• WHAT YOU NEED TO DO:
1) Copy this part of the blog post on celebrations in fantasy novels word for word. Begin at the words "A portion of" and stop after "in your novels.".
2) Using the blog post on celebrations in fantasy novels, answer these:
(a) In which museum is the painting "The Peasant Wedding" shown in the photo?
(b) On what page does the first chapter of the 1972 paperback Fellowship of the Ring begin?
(c) How much text does the wedding of Sam and Rosie take up?

• TEXT SEGMENT:
=== Section Start ===
Celebrations in Fantasy Novels

A portion of the painting “The Peasant Wedding” by Pieter Bruegel the Elder in the Kunst Historisches Museum in Vienna. (Photo by Susan Ruff – 2019.)

Happy Holidays to all my friends out there! I hope that, despite the pandemic, your holidays are still filled with love and joy. And to all my friends and family who are celebrating Christmas today, I wish you a very merry one.

Since my Friday blog this week falls on Christmas Day, it seemed appropriate to consider the subject of celebrations in fantasy books. I had originally planned to talk about topics such as invented holidays vs. real world holidays, and to explore the question of whether you should create holidays for your fantasy world, even if those events never appear in your novels.

Then John and I got into a discussion about how and when to incorporate celebrations and parties into a fantasy novel. Our dispute involved whether you can have a chapter in a novel where the characters celebrate an event and nothing bad happens during the celebration.

I initially opined that descriptions of joyous, untroubled celebrations are fine during the happy ending of the book, but not at the beginning. For example, by the end of the Lord of the Rings, the wedding of Aragorn and Arwen can go off without a hitch (*ahem* except for them getting hitched). However, I thought it would be boring to give a detailed account of a celebration early in the story, before the reader knew the characters and had reason to celebrate with them. Instead, if you put a party early in a book, something bad had to happen during the event to propel the story forward.

John disagreed. He quite correctly pointed out to me that nothing bad happens during Bilbo’s long-expected party at the beginning of the Lord of the Rings. Bilbo’s little “joke” is planned from the start. The reader may not know what the joke is, but has been warned several times that it will happen. Bilbo’s birthday party is an amusing opener to the story which helps establish what the Shire is like and gives a fun background for the Hobbit heroes.

That got me wondering. How long is the description of the “long-expected party” at the beginning of LOTR compared to the wedding of Aragorn and Arwen at the end? Surely Professor Tolkien would prove my theory that a celebration is better described in detail at the end of a story.

So I pulled out my much-beloved 1972 Houghton Mifflin paperback version of the Fellowship of the Ring (that I’ve read so many times that even the tape I used to keep the pages together back in high school is now falling apart). In that version, the first chapter (which describes the events surrounding Bilbo’s birthday party) goes from page 43 to page 69, or about 26 pages. The actual party starts on page 50 and and Frodo leaves the party on page 56, so about 6 pages for the party itself. Roughly a fifth of the chapter involves the actual description of the events of the party.

Then I went to the Return of the King from the same version of LOTR. The chapter which contains the wedding of Aragorn and Arwen starts on page 291 and ends on page 310, so about 19 pages. The wedding of Aragorn and Arwen takes up an entire paragraph. Yep, all the events described about the wedding take place in a single paragraph at the end of the chapter. The wedding of Sam and Rosie a couple of chapters later takes…one sentence. Knowing Professor T, there may be more detailed descriptions of the weddings in other places in his writing, but not in the actual narrative of the novel.

So, I guess John wins the debate. (I have to let him win sometimes or he will stop writing books with me!)
=== Section End ===
• LISTED RECORDS:
=== Section Start ===
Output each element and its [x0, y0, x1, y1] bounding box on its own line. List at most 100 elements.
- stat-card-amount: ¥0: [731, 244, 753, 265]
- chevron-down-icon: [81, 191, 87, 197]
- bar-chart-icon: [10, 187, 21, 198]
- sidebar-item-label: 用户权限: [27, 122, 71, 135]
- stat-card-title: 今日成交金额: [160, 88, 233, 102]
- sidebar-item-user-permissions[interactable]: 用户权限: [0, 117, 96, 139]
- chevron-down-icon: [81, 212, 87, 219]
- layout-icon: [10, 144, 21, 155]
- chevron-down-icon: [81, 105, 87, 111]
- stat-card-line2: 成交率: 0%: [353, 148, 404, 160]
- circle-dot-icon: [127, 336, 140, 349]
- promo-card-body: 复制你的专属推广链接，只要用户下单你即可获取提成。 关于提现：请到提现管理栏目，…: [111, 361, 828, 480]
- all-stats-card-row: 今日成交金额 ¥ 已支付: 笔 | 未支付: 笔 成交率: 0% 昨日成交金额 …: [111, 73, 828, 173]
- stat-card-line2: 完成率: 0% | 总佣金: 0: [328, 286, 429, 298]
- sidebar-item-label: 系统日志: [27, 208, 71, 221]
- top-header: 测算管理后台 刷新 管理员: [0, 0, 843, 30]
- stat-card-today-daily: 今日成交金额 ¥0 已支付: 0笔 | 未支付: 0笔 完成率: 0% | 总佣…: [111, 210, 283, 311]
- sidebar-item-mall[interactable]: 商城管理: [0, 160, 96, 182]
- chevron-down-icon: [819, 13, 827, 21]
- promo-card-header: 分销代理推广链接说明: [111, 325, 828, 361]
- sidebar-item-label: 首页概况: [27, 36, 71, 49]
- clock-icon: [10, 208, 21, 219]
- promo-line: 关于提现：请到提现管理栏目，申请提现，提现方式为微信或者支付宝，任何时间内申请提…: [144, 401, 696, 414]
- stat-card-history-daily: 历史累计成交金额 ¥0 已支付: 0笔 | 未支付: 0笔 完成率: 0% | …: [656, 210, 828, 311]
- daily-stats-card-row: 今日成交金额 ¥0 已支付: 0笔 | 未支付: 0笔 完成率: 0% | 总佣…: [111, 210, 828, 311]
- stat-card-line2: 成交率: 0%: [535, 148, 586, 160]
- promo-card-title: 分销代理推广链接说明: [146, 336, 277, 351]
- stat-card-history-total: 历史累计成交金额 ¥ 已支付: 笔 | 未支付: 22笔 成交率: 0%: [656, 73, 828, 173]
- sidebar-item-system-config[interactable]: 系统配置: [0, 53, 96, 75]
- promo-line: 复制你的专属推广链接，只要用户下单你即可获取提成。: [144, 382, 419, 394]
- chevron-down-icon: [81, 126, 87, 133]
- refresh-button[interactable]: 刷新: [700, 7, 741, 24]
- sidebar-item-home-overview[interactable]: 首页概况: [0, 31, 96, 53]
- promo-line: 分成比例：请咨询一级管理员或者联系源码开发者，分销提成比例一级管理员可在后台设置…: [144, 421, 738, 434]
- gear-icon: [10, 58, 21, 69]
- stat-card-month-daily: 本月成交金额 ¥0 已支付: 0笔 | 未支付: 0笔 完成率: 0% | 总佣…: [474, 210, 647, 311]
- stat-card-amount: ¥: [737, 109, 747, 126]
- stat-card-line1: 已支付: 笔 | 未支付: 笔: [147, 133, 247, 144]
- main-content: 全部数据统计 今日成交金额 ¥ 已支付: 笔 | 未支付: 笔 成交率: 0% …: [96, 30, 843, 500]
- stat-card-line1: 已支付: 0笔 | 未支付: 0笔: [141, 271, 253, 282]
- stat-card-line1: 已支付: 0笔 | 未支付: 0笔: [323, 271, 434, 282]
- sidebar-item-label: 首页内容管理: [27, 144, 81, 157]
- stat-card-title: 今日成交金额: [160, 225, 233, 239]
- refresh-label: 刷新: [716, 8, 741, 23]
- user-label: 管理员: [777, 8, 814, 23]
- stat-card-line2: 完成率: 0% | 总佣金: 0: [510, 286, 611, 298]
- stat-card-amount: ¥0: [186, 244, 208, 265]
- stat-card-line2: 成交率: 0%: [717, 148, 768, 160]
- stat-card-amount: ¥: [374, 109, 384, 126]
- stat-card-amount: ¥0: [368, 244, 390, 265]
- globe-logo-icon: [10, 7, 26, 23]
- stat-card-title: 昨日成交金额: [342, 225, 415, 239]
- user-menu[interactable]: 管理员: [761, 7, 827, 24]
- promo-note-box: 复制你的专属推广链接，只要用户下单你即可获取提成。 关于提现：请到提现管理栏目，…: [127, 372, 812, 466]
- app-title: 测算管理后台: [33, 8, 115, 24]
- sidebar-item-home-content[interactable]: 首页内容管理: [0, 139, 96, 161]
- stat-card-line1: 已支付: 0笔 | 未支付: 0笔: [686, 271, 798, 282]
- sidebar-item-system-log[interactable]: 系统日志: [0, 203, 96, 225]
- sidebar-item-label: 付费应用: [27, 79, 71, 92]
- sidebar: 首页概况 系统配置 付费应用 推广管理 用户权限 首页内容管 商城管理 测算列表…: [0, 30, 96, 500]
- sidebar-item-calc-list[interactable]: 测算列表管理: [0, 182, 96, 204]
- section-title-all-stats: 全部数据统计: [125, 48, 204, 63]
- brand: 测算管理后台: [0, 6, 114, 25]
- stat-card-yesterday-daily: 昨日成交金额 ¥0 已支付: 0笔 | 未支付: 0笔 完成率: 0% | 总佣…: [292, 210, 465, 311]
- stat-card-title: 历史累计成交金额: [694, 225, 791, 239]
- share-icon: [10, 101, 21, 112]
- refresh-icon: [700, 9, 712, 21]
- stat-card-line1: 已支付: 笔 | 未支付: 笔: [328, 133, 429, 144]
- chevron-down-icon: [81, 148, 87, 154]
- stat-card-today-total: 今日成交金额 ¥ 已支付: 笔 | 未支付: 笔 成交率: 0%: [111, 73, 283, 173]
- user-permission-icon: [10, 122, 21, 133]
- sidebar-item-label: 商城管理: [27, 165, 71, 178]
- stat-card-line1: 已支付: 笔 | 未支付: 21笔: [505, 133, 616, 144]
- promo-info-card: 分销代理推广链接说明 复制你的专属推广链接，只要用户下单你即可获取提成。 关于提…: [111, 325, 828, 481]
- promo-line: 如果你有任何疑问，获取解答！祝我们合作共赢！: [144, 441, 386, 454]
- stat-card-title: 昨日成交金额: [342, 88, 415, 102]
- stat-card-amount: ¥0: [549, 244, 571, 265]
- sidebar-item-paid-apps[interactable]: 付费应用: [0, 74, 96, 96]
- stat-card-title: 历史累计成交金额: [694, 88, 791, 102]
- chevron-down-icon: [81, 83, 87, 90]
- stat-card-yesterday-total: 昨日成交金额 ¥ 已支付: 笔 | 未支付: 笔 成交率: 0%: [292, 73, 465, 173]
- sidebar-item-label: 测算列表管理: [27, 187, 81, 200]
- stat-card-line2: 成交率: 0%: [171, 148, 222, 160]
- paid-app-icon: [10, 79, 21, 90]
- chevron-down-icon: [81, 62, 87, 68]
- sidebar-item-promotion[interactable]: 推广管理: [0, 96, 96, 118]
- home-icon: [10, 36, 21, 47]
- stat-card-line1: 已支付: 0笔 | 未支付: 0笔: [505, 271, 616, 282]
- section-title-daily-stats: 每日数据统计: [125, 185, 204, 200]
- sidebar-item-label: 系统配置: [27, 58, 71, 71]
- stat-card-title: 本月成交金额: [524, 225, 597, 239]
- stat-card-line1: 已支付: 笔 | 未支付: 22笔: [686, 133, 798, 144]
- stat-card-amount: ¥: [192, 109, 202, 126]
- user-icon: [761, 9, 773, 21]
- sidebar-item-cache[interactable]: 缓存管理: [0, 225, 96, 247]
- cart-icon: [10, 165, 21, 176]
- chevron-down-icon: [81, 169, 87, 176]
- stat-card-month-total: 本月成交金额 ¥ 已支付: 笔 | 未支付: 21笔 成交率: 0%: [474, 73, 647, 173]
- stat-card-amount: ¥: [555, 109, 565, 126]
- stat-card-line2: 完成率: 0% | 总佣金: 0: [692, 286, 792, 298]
=== Section End ===
• RESPONSES BY ITEM NUMBER:
1)
A portion of the painting “The Peasant Wedding” by Pieter Bruegel the Elder in the Kunst Historisches Museum in Vienna. (Photo by Susan Ruff – 2019.)

Happy Holidays to all my friends out there! I hope that, despite the pandemic, your holidays are still filled with love and joy. And to all my friends and family who are celebrating Christmas today, I wish you a very merry one.

Since my Friday blog this week falls on Christmas Day, it seemed appropriate to consider the subject of celebrations in fantasy books. I had originally planned to talk about topics such as invented holidays vs. real world holidays, and to explore the question of whether you should create holidays for your fantasy world, even if those events never appear in your novels.

2)
(a) The Kunst Historisches Museum in Vienna.
(b) Page 43.
(c) One sentence.